■ **Your task**
Copy out every line of the data below, word for word and unchanged.

■ **Supplied data**
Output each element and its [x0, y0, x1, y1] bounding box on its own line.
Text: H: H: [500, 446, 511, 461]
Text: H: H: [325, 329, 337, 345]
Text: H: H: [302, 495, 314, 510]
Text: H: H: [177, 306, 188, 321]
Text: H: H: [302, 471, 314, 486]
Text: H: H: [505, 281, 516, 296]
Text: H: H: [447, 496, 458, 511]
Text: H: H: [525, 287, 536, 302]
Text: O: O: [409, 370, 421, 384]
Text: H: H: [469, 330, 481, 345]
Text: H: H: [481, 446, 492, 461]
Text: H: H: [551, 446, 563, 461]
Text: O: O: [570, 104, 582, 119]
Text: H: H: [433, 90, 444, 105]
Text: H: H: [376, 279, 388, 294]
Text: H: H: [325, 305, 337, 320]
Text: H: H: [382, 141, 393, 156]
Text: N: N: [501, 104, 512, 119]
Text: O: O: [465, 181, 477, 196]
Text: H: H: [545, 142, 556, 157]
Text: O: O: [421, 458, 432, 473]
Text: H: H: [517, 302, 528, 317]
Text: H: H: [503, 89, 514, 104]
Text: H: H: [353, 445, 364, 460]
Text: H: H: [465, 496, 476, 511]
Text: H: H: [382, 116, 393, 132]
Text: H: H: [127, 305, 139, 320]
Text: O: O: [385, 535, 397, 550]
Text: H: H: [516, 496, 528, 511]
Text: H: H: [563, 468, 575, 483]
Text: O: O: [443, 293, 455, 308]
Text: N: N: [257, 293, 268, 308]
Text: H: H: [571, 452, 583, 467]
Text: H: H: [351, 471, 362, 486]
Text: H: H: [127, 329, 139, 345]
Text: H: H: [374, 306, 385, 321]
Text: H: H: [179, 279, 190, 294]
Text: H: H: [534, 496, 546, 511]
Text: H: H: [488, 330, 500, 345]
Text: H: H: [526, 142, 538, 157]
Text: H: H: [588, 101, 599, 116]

■ **Result**
Output each element and its [x0, y0, x1, y1] bounding box on its own line.
Text: H: H: [500, 446, 511, 461]
Text: H: H: [325, 329, 337, 345]
Text: H: H: [302, 495, 314, 510]
Text: H: H: [177, 306, 188, 321]
Text: H: H: [302, 471, 314, 486]
Text: H: H: [505, 281, 516, 296]
Text: H: H: [447, 496, 458, 511]
Text: H: H: [525, 287, 536, 302]
Text: O: O: [409, 370, 421, 384]
Text: H: H: [469, 330, 481, 345]
Text: H: H: [481, 446, 492, 461]
Text: H: H: [551, 446, 563, 461]
Text: O: O: [570, 104, 582, 119]
Text: H: H: [433, 90, 444, 105]
Text: H: H: [376, 279, 388, 294]
Text: H: H: [325, 305, 337, 320]
Text: H: H: [382, 141, 393, 156]
Text: N: N: [501, 104, 512, 119]
Text: O: O: [465, 181, 477, 196]
Text: H: H: [545, 142, 556, 157]
Text: O: O: [421, 458, 432, 473]
Text: H: H: [517, 302, 528, 317]
Text: H: H: [503, 89, 514, 104]
Text: H: H: [353, 445, 364, 460]
Text: H: H: [465, 496, 476, 511]
Text: H: H: [382, 116, 393, 132]
Text: H: H: [127, 305, 139, 320]
Text: O: O: [385, 535, 397, 550]
Text: H: H: [516, 496, 528, 511]
Text: H: H: [563, 468, 575, 483]
Text: O: O: [443, 293, 455, 308]
Text: N: N: [257, 293, 268, 308]
Text: H: H: [571, 452, 583, 467]
Text: H: H: [351, 471, 362, 486]
Text: H: H: [127, 329, 139, 345]
Text: H: H: [374, 306, 385, 321]
Text: H: H: [179, 279, 190, 294]
Text: H: H: [534, 496, 546, 511]
Text: H: H: [488, 330, 500, 345]
Text: H: H: [526, 142, 538, 157]
Text: H: H: [588, 101, 599, 116]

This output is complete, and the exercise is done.